(Data to process Opens)
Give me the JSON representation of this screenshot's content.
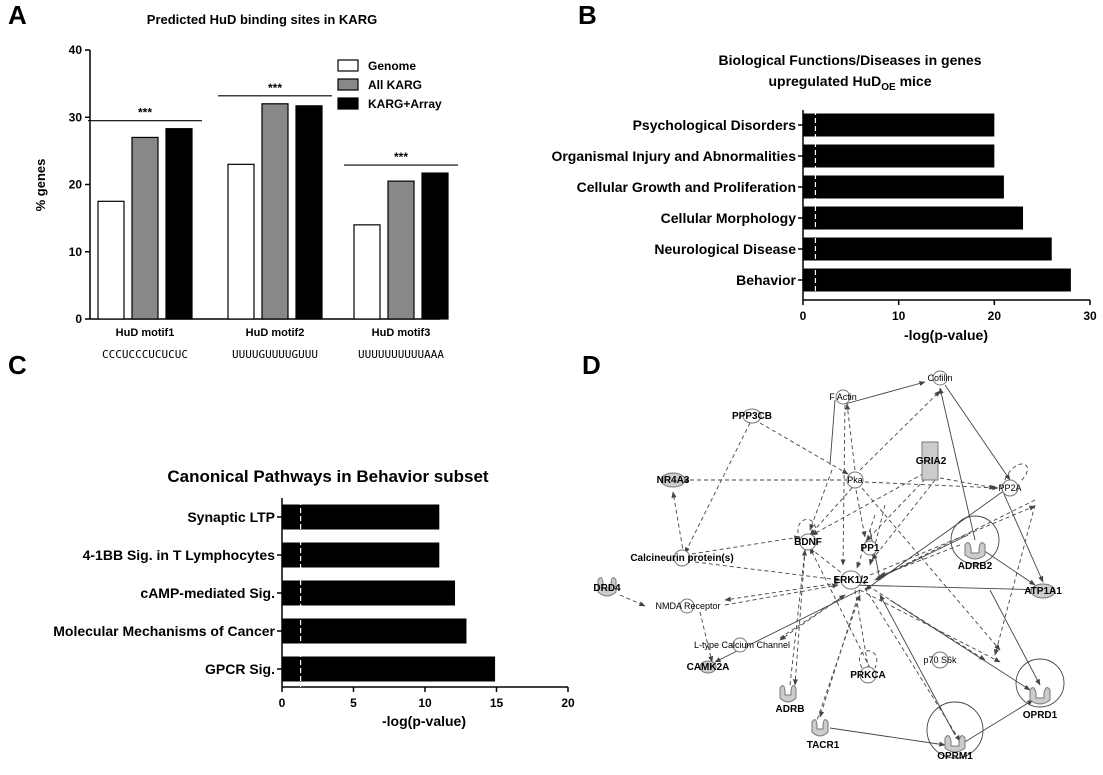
{
  "panels": {
    "a": "A",
    "b": "B",
    "c": "C",
    "d": "D"
  },
  "chart_data": [
    {
      "type": "bar",
      "title": "Predicted HuD binding sites in KARG",
      "ylabel": "% genes",
      "ylim": [
        0,
        40
      ],
      "yticks": [
        0,
        10,
        20,
        30,
        40
      ],
      "categories": [
        "HuD motif1",
        "HuD motif2",
        "HuD motif3"
      ],
      "sequences": [
        "CCCUCCCUCUCUC",
        "UUUUGUUUUGUUU",
        "UUUUUUUUUUAAA"
      ],
      "series": [
        {
          "name": "Genome",
          "values": [
            17.5,
            23,
            14
          ],
          "color": "#ffffff"
        },
        {
          "name": "All KARG",
          "values": [
            27,
            32,
            20.5
          ],
          "color": "#888888"
        },
        {
          "name": "KARG+Array",
          "values": [
            28.3,
            31.7,
            21.7
          ],
          "color": "#000000"
        }
      ],
      "significance": [
        "***",
        "***",
        "***"
      ],
      "legend_position": "top-right"
    },
    {
      "type": "bar",
      "orientation": "horizontal",
      "title_line1": "Biological Functions/Diseases in genes",
      "title_line2_pre": "upregulated HuD",
      "title_line2_sub": "OE",
      "title_line2_post": " mice",
      "categories": [
        "Psychological Disorders",
        "Organismal Injury and Abnormalities",
        "Cellular Growth and Proliferation",
        "Cellular Morphology",
        "Neurological Disease",
        "Behavior"
      ],
      "values": [
        20,
        20,
        21,
        23,
        26,
        28
      ],
      "xlabel": "-log(p-value)",
      "xlim": [
        0,
        30
      ],
      "xticks": [
        0,
        10,
        20,
        30
      ],
      "threshold": 1.3
    },
    {
      "type": "bar",
      "orientation": "horizontal",
      "title": "Canonical Pathways in Behavior subset",
      "categories": [
        "Synaptic LTP",
        "4-1BB Sig. in T Lymphocytes",
        "cAMP-mediated Sig.",
        "Molecular Mechanisms of Cancer",
        "GPCR Sig."
      ],
      "values": [
        11,
        11,
        12.1,
        12.9,
        14.9
      ],
      "xlabel": "-log(p-value)",
      "xlim": [
        0,
        20
      ],
      "xticks": [
        0,
        5,
        10,
        15,
        20
      ],
      "threshold": 1.3
    }
  ],
  "network": {
    "nodes": [
      "Cofilin",
      "F Actin",
      "PPP3CB",
      "NR4A3",
      "Pka",
      "GRIA2",
      "PP2A",
      "BDNF",
      "Calcineurin protein(s)",
      "PP1",
      "ADRB2",
      "DRD4",
      "NMDA Receptor",
      "ERK1/2",
      "ATP1A1",
      "L-type Calcium Channel",
      "p70 S6k",
      "CAMK2A",
      "PRKCA",
      "ADRB",
      "OPRD1",
      "TACR1",
      "OPRM1"
    ]
  }
}
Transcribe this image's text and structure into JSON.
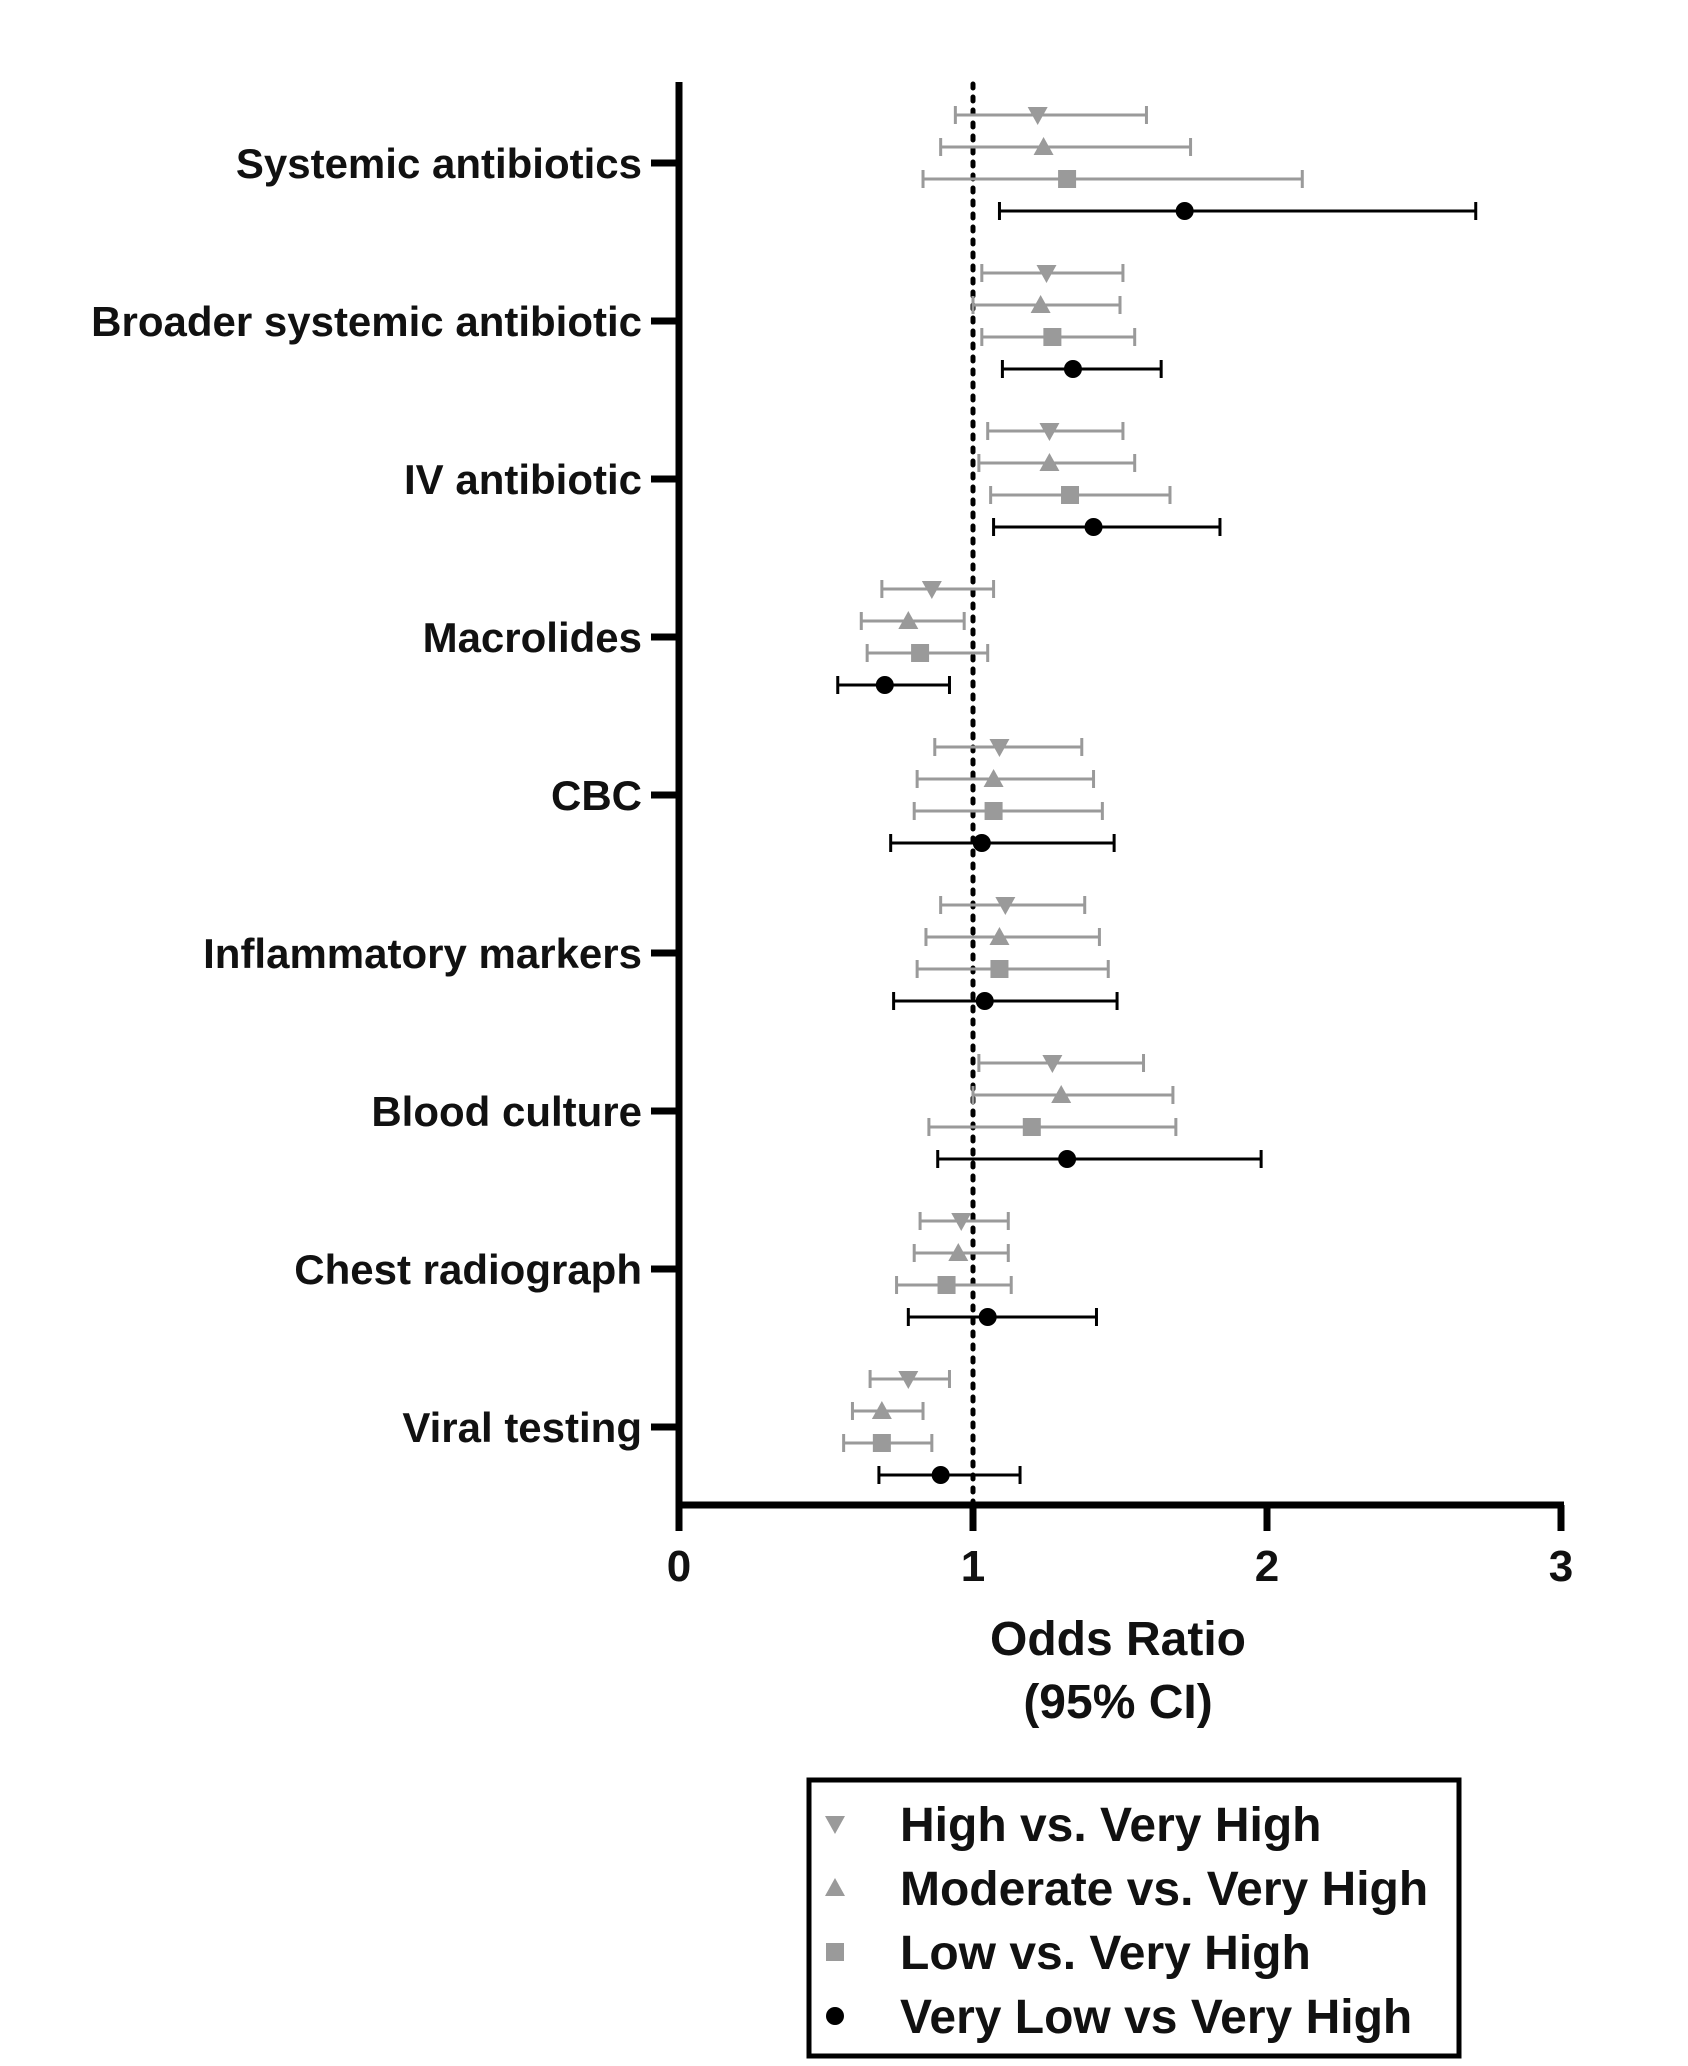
{
  "chart_data": {
    "type": "forest",
    "xlabel": "Odds Ratio",
    "xlabel_sub": "(95% CI)",
    "xlim": [
      0,
      3
    ],
    "xticks": [
      0,
      1,
      2,
      3
    ],
    "reference_line": 1,
    "categories": [
      "Systemic antibiotics",
      "Broader systemic antibiotic",
      "IV antibiotic",
      "Macrolides",
      "CBC",
      "Inflammatory markers",
      "Blood culture",
      "Chest radiograph",
      "Viral testing"
    ],
    "series": [
      {
        "name": "High vs. Very High",
        "marker": "triangle-down",
        "color": "#9a9a9a",
        "points": [
          {
            "or": 1.22,
            "lo": 0.94,
            "hi": 1.59
          },
          {
            "or": 1.25,
            "lo": 1.03,
            "hi": 1.51
          },
          {
            "or": 1.26,
            "lo": 1.05,
            "hi": 1.51
          },
          {
            "or": 0.86,
            "lo": 0.69,
            "hi": 1.07
          },
          {
            "or": 1.09,
            "lo": 0.87,
            "hi": 1.37
          },
          {
            "or": 1.11,
            "lo": 0.89,
            "hi": 1.38
          },
          {
            "or": 1.27,
            "lo": 1.02,
            "hi": 1.58
          },
          {
            "or": 0.96,
            "lo": 0.82,
            "hi": 1.12
          },
          {
            "or": 0.78,
            "lo": 0.65,
            "hi": 0.92
          }
        ]
      },
      {
        "name": "Moderate vs. Very High",
        "marker": "triangle-up",
        "color": "#9a9a9a",
        "points": [
          {
            "or": 1.24,
            "lo": 0.89,
            "hi": 1.74
          },
          {
            "or": 1.23,
            "lo": 1.0,
            "hi": 1.5
          },
          {
            "or": 1.26,
            "lo": 1.02,
            "hi": 1.55
          },
          {
            "or": 0.78,
            "lo": 0.62,
            "hi": 0.97
          },
          {
            "or": 1.07,
            "lo": 0.81,
            "hi": 1.41
          },
          {
            "or": 1.09,
            "lo": 0.84,
            "hi": 1.43
          },
          {
            "or": 1.3,
            "lo": 1.0,
            "hi": 1.68
          },
          {
            "or": 0.95,
            "lo": 0.8,
            "hi": 1.12
          },
          {
            "or": 0.69,
            "lo": 0.59,
            "hi": 0.83
          }
        ]
      },
      {
        "name": "Low vs. Very High",
        "marker": "square",
        "color": "#9a9a9a",
        "points": [
          {
            "or": 1.32,
            "lo": 0.83,
            "hi": 2.12
          },
          {
            "or": 1.27,
            "lo": 1.03,
            "hi": 1.55
          },
          {
            "or": 1.33,
            "lo": 1.06,
            "hi": 1.67
          },
          {
            "or": 0.82,
            "lo": 0.64,
            "hi": 1.05
          },
          {
            "or": 1.07,
            "lo": 0.8,
            "hi": 1.44
          },
          {
            "or": 1.09,
            "lo": 0.81,
            "hi": 1.46
          },
          {
            "or": 1.2,
            "lo": 0.85,
            "hi": 1.69
          },
          {
            "or": 0.91,
            "lo": 0.74,
            "hi": 1.13
          },
          {
            "or": 0.69,
            "lo": 0.56,
            "hi": 0.86
          }
        ]
      },
      {
        "name": "Very Low vs Very High",
        "marker": "circle",
        "color": "#000000",
        "points": [
          {
            "or": 1.72,
            "lo": 1.09,
            "hi": 2.71
          },
          {
            "or": 1.34,
            "lo": 1.1,
            "hi": 1.64
          },
          {
            "or": 1.41,
            "lo": 1.07,
            "hi": 1.84
          },
          {
            "or": 0.7,
            "lo": 0.54,
            "hi": 0.92
          },
          {
            "or": 1.03,
            "lo": 0.72,
            "hi": 1.48
          },
          {
            "or": 1.04,
            "lo": 0.73,
            "hi": 1.49
          },
          {
            "or": 1.32,
            "lo": 0.88,
            "hi": 1.98
          },
          {
            "or": 1.05,
            "lo": 0.78,
            "hi": 1.42
          },
          {
            "or": 0.89,
            "lo": 0.68,
            "hi": 1.16
          }
        ]
      }
    ],
    "legend_position": "bottom"
  }
}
(Data to process Closes)
In the copy, include every line of the records exactly and none of the images.

Give me the JSON representation of this screenshot's content.
{
  "panels": {
    "a": "A",
    "b": "B",
    "c": "C",
    "d": "D"
  },
  "chart_data": [
    {
      "type": "bar",
      "title": "Predicted HuD binding sites in KARG",
      "ylabel": "% genes",
      "ylim": [
        0,
        40
      ],
      "yticks": [
        0,
        10,
        20,
        30,
        40
      ],
      "categories": [
        "HuD motif1",
        "HuD motif2",
        "HuD motif3"
      ],
      "sequences": [
        "CCCUCCCUCUCUC",
        "UUUUGUUUUGUUU",
        "UUUUUUUUUUAAA"
      ],
      "series": [
        {
          "name": "Genome",
          "values": [
            17.5,
            23,
            14
          ],
          "color": "#ffffff"
        },
        {
          "name": "All KARG",
          "values": [
            27,
            32,
            20.5
          ],
          "color": "#888888"
        },
        {
          "name": "KARG+Array",
          "values": [
            28.3,
            31.7,
            21.7
          ],
          "color": "#000000"
        }
      ],
      "significance": [
        "***",
        "***",
        "***"
      ],
      "legend_position": "top-right"
    },
    {
      "type": "bar",
      "orientation": "horizontal",
      "title_line1": "Biological Functions/Diseases in genes",
      "title_line2_pre": "upregulated HuD",
      "title_line2_sub": "OE",
      "title_line2_post": " mice",
      "categories": [
        "Psychological Disorders",
        "Organismal Injury and Abnormalities",
        "Cellular Growth and Proliferation",
        "Cellular Morphology",
        "Neurological Disease",
        "Behavior"
      ],
      "values": [
        20,
        20,
        21,
        23,
        26,
        28
      ],
      "xlabel": "-log(p-value)",
      "xlim": [
        0,
        30
      ],
      "xticks": [
        0,
        10,
        20,
        30
      ],
      "threshold": 1.3
    },
    {
      "type": "bar",
      "orientation": "horizontal",
      "title": "Canonical Pathways in Behavior subset",
      "categories": [
        "Synaptic LTP",
        "4-1BB Sig. in T Lymphocytes",
        "cAMP-mediated Sig.",
        "Molecular Mechanisms of Cancer",
        "GPCR Sig."
      ],
      "values": [
        11,
        11,
        12.1,
        12.9,
        14.9
      ],
      "xlabel": "-log(p-value)",
      "xlim": [
        0,
        20
      ],
      "xticks": [
        0,
        5,
        10,
        15,
        20
      ],
      "threshold": 1.3
    }
  ],
  "network": {
    "nodes": [
      "Cofilin",
      "F Actin",
      "PPP3CB",
      "NR4A3",
      "Pka",
      "GRIA2",
      "PP2A",
      "BDNF",
      "Calcineurin protein(s)",
      "PP1",
      "ADRB2",
      "DRD4",
      "NMDA Receptor",
      "ERK1/2",
      "ATP1A1",
      "L-type Calcium Channel",
      "p70 S6k",
      "CAMK2A",
      "PRKCA",
      "ADRB",
      "OPRD1",
      "TACR1",
      "OPRM1"
    ]
  }
}
Transcribe this image's text and structure into JSON.
{
  "chart_data": {
    "type": "forest",
    "xlabel": "Odds Ratio",
    "xlabel_sub": "(95% CI)",
    "xlim": [
      0,
      3
    ],
    "xticks": [
      0,
      1,
      2,
      3
    ],
    "reference_line": 1,
    "categories": [
      "Systemic antibiotics",
      "Broader systemic antibiotic",
      "IV antibiotic",
      "Macrolides",
      "CBC",
      "Inflammatory markers",
      "Blood culture",
      "Chest radiograph",
      "Viral testing"
    ],
    "series": [
      {
        "name": "High vs. Very High",
        "marker": "triangle-down",
        "color": "#9a9a9a",
        "points": [
          {
            "or": 1.22,
            "lo": 0.94,
            "hi": 1.59
          },
          {
            "or": 1.25,
            "lo": 1.03,
            "hi": 1.51
          },
          {
            "or": 1.26,
            "lo": 1.05,
            "hi": 1.51
          },
          {
            "or": 0.86,
            "lo": 0.69,
            "hi": 1.07
          },
          {
            "or": 1.09,
            "lo": 0.87,
            "hi": 1.37
          },
          {
            "or": 1.11,
            "lo": 0.89,
            "hi": 1.38
          },
          {
            "or": 1.27,
            "lo": 1.02,
            "hi": 1.58
          },
          {
            "or": 0.96,
            "lo": 0.82,
            "hi": 1.12
          },
          {
            "or": 0.78,
            "lo": 0.65,
            "hi": 0.92
          }
        ]
      },
      {
        "name": "Moderate vs. Very High",
        "marker": "triangle-up",
        "color": "#9a9a9a",
        "points": [
          {
            "or": 1.24,
            "lo": 0.89,
            "hi": 1.74
          },
          {
            "or": 1.23,
            "lo": 1.0,
            "hi": 1.5
          },
          {
            "or": 1.26,
            "lo": 1.02,
            "hi": 1.55
          },
          {
            "or": 0.78,
            "lo": 0.62,
            "hi": 0.97
          },
          {
            "or": 1.07,
            "lo": 0.81,
            "hi": 1.41
          },
          {
            "or": 1.09,
            "lo": 0.84,
            "hi": 1.43
          },
          {
            "or": 1.3,
            "lo": 1.0,
            "hi": 1.68
          },
          {
            "or": 0.95,
            "lo": 0.8,
            "hi": 1.12
          },
          {
            "or": 0.69,
            "lo": 0.59,
            "hi": 0.83
          }
        ]
      },
      {
        "name": "Low vs. Very High",
        "marker": "square",
        "color": "#9a9a9a",
        "points": [
          {
            "or": 1.32,
            "lo": 0.83,
            "hi": 2.12
          },
          {
            "or": 1.27,
            "lo": 1.03,
            "hi": 1.55
          },
          {
            "or": 1.33,
            "lo": 1.06,
            "hi": 1.67
          },
          {
            "or": 0.82,
            "lo": 0.64,
            "hi": 1.05
          },
          {
            "or": 1.07,
            "lo": 0.8,
            "hi": 1.44
          },
          {
            "or": 1.09,
            "lo": 0.81,
            "hi": 1.46
          },
          {
            "or": 1.2,
            "lo": 0.85,
            "hi": 1.69
          },
          {
            "or": 0.91,
            "lo": 0.74,
            "hi": 1.13
          },
          {
            "or": 0.69,
            "lo": 0.56,
            "hi": 0.86
          }
        ]
      },
      {
        "name": "Very Low vs Very High",
        "marker": "circle",
        "color": "#000000",
        "points": [
          {
            "or": 1.72,
            "lo": 1.09,
            "hi": 2.71
          },
          {
            "or": 1.34,
            "lo": 1.1,
            "hi": 1.64
          },
          {
            "or": 1.41,
            "lo": 1.07,
            "hi": 1.84
          },
          {
            "or": 0.7,
            "lo": 0.54,
            "hi": 0.92
          },
          {
            "or": 1.03,
            "lo": 0.72,
            "hi": 1.48
          },
          {
            "or": 1.04,
            "lo": 0.73,
            "hi": 1.49
          },
          {
            "or": 1.32,
            "lo": 0.88,
            "hi": 1.98
          },
          {
            "or": 1.05,
            "lo": 0.78,
            "hi": 1.42
          },
          {
            "or": 0.89,
            "lo": 0.68,
            "hi": 1.16
          }
        ]
      }
    ],
    "legend_position": "bottom"
  }
}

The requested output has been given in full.